## Given request 1
In the text on caregiver self-care, why do we feel stressed when someone around us is "not ok"?

## Page

+++++

One of the challenges to being a caregiver is knowing when to switch the giving flow from caring for others to caring for yourself. Self care is essential to the health and wellbeing of the caregiver. The phrase I have used for years is “If you don’t care for yourself first, you won’t have anything to give to others.”
This is easier said than done. Those to whom you have committed to give your care don’t periodically stop needing or wanting to be cared for. They don’t create the space or time for you to take care of yourself. Caregivers do not have automatic vacations from their duties. That means they have to learn the terribly difficult ability to say “no” to those in need. Human nature is to be very aware whenever someone is projecting out cries for help. We naturally feel stressed when someone is “not ok” around us. This is because unconsciously we are all tied together for mutual survival. Our primitive threat center goes on alert whenever anyone around us broadcasts “not ok” signals, because whatever they are having trouble with could signal a threat to us as well.
Much has been written about the suppression of the natural care giving response in people that are forced to live in crowded environments like cities. The crowding teaches people to “mind their own business” or else they might get in more trouble. The result is the natural alarm mechanism still fires, but responding to it is suppressed. This turns it into a generalized stress response in their bodies and contributes to their ill health.
Care givers are generally those of us that are more sensitive to the “not ok” signals others give out, combined with a belief that we can do something to make others better. We become doctors, nurses, ministers, teachers, and social workers. There is also the special category, called parents, who become sensitized specifically to their children’s cries, or demands for help. In fact in most any relationship, one person will be more the caregiver/ provider and the other will be more the receiver/ consumer. It is rare to have both people equal on this interaction – although the exchange might switch in different arenas – like one person will provide physically, while the other might provide emotionally.

+++++

Dataset records:
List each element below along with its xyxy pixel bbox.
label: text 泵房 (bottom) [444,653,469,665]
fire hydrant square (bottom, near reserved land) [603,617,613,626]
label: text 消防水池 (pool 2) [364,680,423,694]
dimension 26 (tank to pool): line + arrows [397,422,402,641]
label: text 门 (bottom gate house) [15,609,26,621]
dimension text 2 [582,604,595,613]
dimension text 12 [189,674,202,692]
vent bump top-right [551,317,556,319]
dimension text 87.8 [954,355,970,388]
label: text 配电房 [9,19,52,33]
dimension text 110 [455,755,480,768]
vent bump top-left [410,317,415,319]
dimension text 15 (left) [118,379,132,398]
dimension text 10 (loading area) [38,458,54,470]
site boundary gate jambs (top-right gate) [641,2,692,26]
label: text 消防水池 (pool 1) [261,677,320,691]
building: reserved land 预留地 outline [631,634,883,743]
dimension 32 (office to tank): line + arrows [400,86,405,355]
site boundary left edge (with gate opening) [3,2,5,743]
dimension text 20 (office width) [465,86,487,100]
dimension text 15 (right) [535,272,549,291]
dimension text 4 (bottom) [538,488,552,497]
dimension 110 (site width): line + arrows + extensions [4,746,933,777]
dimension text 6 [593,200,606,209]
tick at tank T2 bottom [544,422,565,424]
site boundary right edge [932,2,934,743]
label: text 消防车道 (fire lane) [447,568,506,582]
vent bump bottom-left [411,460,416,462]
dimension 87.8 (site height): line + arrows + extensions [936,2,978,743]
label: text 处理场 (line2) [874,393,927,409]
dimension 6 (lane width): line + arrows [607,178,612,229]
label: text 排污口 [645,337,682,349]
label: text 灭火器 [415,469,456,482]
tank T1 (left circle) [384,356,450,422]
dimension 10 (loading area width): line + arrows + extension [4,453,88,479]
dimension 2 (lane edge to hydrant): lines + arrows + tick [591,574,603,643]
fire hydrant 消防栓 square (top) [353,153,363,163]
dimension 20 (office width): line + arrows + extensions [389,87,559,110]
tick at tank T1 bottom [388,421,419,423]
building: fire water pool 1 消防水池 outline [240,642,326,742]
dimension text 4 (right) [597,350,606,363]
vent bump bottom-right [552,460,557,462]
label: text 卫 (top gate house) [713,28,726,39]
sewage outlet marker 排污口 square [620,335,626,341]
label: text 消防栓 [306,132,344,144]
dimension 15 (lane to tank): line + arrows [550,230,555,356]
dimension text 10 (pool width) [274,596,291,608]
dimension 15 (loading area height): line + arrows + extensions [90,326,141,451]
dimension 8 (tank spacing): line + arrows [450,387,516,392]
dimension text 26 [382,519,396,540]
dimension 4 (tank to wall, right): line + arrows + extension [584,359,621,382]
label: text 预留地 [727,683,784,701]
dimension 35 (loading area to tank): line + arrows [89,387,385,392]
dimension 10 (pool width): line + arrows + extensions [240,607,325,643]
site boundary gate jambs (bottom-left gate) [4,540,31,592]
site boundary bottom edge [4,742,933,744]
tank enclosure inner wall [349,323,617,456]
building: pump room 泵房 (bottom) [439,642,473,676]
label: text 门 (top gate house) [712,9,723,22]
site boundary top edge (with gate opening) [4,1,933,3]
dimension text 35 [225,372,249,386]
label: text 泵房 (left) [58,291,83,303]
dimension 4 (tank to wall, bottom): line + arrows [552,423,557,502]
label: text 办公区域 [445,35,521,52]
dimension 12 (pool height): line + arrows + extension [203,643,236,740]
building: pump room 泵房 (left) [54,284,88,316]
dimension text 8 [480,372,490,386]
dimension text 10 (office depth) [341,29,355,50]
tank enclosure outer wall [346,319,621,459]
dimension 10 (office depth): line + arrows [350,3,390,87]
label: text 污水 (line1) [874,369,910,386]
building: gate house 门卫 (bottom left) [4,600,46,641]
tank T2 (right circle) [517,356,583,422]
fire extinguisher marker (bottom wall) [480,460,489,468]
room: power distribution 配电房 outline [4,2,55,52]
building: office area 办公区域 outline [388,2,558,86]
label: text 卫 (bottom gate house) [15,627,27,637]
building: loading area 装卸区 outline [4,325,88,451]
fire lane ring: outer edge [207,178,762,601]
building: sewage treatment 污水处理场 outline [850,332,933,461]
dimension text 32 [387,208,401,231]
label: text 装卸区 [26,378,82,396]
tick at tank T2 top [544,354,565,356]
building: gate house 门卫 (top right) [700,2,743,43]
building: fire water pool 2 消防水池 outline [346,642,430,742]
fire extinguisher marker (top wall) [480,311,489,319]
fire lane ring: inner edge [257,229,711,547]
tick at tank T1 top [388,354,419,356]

+++++

## Given request 2
Change every "vent bump" to "vent protrusion" in the records, from their first line through the line holding "label: text 卫 (top", inclusive. Keep everything else the same and give only those lines.

## Reply 1
We are all unconsciously tied together for mutual survival. Our primitive threat center goes on alert whenever anyone nearby broadcasts "not ok" signals, because whatever they are struggling with could signal a threat to us as well.

## Reply 2
List each element below along with its xyxy pixel bbox.
label: text 泵房 (bottom) [444,653,469,665]
fire hydrant square (bottom, near reserved land) [603,617,613,626]
label: text 消防水池 (pool 2) [364,680,423,694]
dimension 26 (tank to pool): line + arrows [397,422,402,641]
label: text 门 (bottom gate house) [15,609,26,621]
dimension text 2 [582,604,595,613]
dimension text 12 [189,674,202,692]
vent protrusion top-right [551,317,556,319]
dimension text 87.8 [954,355,970,388]
label: text 配电房 [9,19,52,33]
dimension text 110 [455,755,480,768]
vent protrusion top-left [410,317,415,319]
dimension text 15 (left) [118,379,132,398]
dimension text 10 (loading area) [38,458,54,470]
site boundary gate jambs (top-right gate) [641,2,692,26]
label: text 消防水池 (pool 1) [261,677,320,691]
building: reserved land 预留地 outline [631,634,883,743]
dimension 32 (office to tank): line + arrows [400,86,405,355]
site boundary left edge (with gate opening) [3,2,5,743]
dimension text 20 (office width) [465,86,487,100]
dimension text 15 (right) [535,272,549,291]
dimension text 4 (bottom) [538,488,552,497]
dimension 110 (site width): line + arrows + extensions [4,746,933,777]
dimension text 6 [593,200,606,209]
tick at tank T2 bottom [544,422,565,424]
site boundary right edge [932,2,934,743]
label: text 消防车道 (fire lane) [447,568,506,582]
vent protrusion bottom-left [411,460,416,462]
dimension 87.8 (site height): line + arrows + extensions [936,2,978,743]
label: text 处理场 (line2) [874,393,927,409]
dimension 6 (lane width): line + arrows [607,178,612,229]
label: text 排污口 [645,337,682,349]
label: text 灭火器 [415,469,456,482]
tank T1 (left circle) [384,356,450,422]
dimension 10 (loading area width): line + arrows + extension [4,453,88,479]
dimension 2 (lane edge to hydrant): lines + arrows + tick [591,574,603,643]
fire hydrant 消防栓 square (top) [353,153,363,163]
dimension 20 (office width): line + arrows + extensions [389,87,559,110]
tick at tank T1 bottom [388,421,419,423]
building: fire water pool 1 消防水池 outline [240,642,326,742]
dimension text 4 (right) [597,350,606,363]
vent protrusion bottom-right [552,460,557,462]
label: text 卫 (top gate house) [713,28,726,39]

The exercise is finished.